┌────────

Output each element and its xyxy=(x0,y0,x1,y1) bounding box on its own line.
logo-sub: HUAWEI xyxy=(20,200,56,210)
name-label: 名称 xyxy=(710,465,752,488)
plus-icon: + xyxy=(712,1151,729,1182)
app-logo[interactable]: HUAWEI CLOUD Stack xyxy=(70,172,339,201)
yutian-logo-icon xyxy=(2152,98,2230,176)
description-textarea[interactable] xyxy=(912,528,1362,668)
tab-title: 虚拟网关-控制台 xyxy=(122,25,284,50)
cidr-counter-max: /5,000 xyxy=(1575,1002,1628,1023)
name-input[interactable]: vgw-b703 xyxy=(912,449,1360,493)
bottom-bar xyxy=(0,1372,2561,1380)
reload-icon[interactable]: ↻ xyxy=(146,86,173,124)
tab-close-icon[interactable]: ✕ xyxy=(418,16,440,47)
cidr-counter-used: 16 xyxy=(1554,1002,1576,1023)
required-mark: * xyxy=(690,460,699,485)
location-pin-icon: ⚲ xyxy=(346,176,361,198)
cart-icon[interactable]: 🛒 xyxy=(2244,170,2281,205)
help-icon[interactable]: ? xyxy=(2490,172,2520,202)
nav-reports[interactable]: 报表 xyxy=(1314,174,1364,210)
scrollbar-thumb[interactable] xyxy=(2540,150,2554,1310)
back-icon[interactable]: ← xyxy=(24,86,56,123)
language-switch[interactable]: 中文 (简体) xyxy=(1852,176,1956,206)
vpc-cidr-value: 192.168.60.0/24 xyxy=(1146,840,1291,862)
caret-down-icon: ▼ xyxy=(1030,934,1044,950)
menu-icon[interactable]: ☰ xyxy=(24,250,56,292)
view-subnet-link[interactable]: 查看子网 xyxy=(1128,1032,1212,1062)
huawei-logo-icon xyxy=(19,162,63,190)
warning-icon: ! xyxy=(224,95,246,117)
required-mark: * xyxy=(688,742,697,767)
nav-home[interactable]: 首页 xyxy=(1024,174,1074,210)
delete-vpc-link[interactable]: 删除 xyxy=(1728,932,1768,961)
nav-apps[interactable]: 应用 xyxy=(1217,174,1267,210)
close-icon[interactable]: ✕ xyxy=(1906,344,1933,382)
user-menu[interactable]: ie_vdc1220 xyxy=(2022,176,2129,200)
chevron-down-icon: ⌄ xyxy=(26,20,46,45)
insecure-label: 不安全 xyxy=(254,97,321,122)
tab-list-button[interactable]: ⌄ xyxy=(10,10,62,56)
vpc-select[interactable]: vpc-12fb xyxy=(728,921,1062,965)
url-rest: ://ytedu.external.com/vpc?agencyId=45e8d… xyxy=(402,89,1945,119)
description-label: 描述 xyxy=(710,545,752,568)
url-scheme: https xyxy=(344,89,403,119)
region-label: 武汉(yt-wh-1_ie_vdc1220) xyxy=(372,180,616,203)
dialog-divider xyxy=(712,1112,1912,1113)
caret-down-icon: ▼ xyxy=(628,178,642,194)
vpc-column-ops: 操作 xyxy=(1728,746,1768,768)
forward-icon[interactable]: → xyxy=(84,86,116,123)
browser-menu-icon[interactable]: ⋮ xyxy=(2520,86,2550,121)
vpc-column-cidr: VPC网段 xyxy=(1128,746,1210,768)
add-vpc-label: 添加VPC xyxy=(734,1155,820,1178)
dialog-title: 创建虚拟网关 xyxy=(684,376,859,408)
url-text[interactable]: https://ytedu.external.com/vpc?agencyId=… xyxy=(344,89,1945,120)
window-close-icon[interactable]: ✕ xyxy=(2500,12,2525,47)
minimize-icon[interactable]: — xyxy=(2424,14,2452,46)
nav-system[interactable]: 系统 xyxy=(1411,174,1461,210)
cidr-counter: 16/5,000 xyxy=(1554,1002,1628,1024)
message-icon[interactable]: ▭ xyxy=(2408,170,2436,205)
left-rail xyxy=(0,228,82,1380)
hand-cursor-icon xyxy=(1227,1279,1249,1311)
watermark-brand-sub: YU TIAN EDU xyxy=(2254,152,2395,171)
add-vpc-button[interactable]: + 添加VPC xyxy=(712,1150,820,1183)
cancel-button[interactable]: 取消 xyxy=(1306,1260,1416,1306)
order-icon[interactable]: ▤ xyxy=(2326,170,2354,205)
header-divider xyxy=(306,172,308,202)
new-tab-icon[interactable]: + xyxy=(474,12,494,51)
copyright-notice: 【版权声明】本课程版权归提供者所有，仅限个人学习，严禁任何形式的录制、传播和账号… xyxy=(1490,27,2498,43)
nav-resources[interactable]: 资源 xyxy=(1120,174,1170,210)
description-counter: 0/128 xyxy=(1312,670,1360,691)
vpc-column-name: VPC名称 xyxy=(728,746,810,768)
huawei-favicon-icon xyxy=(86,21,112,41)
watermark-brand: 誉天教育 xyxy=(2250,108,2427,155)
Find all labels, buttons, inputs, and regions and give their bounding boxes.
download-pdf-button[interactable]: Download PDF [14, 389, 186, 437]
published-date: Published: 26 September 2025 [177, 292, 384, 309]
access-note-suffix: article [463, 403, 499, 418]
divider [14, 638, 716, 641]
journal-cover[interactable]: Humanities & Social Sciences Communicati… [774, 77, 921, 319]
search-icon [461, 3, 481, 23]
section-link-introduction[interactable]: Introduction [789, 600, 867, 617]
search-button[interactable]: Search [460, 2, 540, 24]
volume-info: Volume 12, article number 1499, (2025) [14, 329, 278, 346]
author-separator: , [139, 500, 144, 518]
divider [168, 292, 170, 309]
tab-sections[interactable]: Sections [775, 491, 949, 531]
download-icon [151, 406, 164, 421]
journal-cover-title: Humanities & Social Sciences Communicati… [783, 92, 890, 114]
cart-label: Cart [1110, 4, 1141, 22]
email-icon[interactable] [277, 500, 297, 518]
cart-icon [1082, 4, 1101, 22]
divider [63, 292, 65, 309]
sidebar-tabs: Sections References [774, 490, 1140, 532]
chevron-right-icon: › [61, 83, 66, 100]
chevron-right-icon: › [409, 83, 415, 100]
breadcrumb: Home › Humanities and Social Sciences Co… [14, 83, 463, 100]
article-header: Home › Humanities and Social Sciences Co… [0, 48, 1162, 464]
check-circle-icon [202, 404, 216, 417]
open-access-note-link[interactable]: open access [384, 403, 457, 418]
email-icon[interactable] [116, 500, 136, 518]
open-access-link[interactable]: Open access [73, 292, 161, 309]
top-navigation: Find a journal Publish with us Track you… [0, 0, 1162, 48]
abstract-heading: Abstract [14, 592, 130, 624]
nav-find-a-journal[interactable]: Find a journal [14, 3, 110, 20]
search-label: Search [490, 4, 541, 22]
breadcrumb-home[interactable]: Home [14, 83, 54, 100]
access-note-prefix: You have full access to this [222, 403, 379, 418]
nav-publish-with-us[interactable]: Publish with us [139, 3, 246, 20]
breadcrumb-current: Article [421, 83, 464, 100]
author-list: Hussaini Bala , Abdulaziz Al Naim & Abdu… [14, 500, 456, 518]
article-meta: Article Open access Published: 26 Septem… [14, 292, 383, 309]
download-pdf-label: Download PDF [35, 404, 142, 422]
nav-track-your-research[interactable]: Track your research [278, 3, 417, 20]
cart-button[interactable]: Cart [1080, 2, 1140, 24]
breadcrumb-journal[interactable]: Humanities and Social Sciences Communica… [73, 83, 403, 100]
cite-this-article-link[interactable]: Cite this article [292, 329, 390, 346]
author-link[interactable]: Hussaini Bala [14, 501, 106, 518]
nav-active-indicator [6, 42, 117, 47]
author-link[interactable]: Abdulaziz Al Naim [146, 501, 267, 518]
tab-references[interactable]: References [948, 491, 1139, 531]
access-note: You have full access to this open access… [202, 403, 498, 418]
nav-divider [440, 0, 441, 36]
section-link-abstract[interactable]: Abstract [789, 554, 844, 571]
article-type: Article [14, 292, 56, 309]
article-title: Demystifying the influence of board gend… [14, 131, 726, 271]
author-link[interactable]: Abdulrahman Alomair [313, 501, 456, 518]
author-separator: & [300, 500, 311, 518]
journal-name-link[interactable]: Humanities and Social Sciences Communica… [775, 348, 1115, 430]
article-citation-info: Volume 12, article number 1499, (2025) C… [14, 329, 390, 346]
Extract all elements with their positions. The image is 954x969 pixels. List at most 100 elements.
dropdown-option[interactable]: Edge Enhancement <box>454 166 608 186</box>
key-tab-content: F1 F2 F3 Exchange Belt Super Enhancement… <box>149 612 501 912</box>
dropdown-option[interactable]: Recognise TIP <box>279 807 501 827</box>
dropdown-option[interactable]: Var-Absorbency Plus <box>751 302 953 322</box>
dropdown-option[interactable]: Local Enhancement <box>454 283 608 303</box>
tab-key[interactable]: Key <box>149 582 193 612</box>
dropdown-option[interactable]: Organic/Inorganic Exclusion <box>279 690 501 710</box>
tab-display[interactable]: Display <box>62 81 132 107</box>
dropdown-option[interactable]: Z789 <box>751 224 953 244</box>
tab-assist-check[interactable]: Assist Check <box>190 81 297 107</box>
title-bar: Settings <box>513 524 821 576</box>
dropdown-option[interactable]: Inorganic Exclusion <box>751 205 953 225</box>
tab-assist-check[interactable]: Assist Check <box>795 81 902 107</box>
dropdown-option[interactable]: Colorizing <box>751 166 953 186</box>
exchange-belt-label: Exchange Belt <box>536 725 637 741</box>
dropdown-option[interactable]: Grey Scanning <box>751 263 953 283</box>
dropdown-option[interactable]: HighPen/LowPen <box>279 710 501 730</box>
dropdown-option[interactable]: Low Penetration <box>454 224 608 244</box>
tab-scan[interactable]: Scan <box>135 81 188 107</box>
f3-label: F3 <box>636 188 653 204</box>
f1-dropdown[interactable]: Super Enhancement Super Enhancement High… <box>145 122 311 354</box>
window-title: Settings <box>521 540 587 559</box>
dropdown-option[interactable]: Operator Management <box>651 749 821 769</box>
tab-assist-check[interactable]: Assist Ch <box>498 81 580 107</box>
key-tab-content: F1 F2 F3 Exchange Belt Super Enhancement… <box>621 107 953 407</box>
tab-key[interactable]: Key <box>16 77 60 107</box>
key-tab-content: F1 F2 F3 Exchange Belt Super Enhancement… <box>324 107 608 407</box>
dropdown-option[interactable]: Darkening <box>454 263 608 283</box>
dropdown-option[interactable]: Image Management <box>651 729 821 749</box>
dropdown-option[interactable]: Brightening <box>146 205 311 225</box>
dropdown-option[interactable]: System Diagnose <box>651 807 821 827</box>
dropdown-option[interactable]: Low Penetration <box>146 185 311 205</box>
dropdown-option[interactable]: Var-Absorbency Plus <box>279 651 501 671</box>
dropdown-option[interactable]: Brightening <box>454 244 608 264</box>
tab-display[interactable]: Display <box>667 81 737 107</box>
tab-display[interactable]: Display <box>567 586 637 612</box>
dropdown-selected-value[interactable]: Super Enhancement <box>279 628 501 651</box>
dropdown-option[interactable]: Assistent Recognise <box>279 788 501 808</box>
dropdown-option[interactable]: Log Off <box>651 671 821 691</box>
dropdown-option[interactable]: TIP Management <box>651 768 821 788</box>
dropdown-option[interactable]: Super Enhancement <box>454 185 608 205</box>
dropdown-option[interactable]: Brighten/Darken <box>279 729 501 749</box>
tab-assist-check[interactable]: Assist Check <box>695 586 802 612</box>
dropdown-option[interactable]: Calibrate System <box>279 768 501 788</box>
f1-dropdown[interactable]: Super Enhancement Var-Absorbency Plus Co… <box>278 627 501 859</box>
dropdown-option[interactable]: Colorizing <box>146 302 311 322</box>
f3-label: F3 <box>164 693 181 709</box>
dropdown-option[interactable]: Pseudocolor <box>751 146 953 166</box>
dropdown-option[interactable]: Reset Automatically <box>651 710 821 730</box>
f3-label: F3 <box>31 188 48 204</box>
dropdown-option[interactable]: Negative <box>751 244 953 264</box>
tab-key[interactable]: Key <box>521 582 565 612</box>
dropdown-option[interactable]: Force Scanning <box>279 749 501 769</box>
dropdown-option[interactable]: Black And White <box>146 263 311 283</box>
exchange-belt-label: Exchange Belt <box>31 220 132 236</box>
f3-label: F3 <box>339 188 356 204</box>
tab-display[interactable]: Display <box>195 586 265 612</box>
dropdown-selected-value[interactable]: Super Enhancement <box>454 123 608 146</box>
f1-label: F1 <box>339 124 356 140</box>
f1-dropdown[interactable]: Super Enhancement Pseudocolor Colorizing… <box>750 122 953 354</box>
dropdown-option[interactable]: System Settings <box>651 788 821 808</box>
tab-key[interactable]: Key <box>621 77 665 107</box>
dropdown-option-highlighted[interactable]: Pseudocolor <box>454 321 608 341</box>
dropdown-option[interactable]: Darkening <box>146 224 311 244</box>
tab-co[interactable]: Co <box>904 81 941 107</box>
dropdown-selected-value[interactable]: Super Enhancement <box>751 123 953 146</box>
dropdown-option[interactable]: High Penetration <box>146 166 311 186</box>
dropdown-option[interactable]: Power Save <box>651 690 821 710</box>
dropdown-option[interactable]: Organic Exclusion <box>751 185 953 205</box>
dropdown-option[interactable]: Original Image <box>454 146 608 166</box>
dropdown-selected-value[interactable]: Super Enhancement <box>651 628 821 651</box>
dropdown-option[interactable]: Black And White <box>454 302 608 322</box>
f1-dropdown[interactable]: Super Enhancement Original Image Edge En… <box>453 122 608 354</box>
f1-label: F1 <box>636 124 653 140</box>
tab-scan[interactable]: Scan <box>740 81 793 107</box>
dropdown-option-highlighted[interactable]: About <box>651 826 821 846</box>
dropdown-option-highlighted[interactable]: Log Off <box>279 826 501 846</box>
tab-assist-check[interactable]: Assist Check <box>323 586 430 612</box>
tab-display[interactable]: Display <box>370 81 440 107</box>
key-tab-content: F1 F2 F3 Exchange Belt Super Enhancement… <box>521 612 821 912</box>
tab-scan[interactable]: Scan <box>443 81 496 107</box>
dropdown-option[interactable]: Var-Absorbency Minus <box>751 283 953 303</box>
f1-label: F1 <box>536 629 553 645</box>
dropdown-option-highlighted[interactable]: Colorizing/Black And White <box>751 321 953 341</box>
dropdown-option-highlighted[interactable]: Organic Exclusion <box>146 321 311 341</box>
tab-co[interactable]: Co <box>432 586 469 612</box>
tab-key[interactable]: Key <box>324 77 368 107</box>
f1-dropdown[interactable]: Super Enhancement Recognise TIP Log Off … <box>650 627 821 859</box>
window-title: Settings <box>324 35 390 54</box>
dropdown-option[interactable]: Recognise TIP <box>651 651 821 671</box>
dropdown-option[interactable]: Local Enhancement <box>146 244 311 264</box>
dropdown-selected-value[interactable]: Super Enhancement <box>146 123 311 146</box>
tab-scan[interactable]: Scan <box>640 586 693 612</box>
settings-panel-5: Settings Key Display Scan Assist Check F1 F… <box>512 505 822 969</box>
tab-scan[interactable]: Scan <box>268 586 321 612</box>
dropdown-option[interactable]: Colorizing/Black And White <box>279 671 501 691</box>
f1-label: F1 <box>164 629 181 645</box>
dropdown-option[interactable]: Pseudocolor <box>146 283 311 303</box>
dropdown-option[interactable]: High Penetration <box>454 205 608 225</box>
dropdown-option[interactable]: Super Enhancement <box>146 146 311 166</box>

└────────

WHAT YOU NEED TO DO: Recast the stretch from the start of the data through the line containing "cidr-counter-max: /5,000 xyxy=(1575,1002,1628,1023)" as a JSON list of strings, one string per line, with blank lines left out.

SOLUTION TO THE EXERCISE:
[
  "Output each element and its xyxy=(x0,y0,x1,y1) bounding box on its own line.",
  "logo-sub: HUAWEI xyxy=(20,200,56,210)",
  "name-label: 名称 xyxy=(710,465,752,488)",
  "plus-icon: + xyxy=(712,1151,729,1182)",
  "app-logo[interactable]: HUAWEI CLOUD Stack xyxy=(70,172,339,201)",
  "yutian-logo-icon xyxy=(2152,98,2230,176)",
  "description-textarea[interactable] xyxy=(912,528,1362,668)",
  "tab-title: 虚拟网关-控制台 xyxy=(122,25,284,50)",
  "cidr-counter-max: /5,000 xyxy=(1575,1002,1628,1023)"
]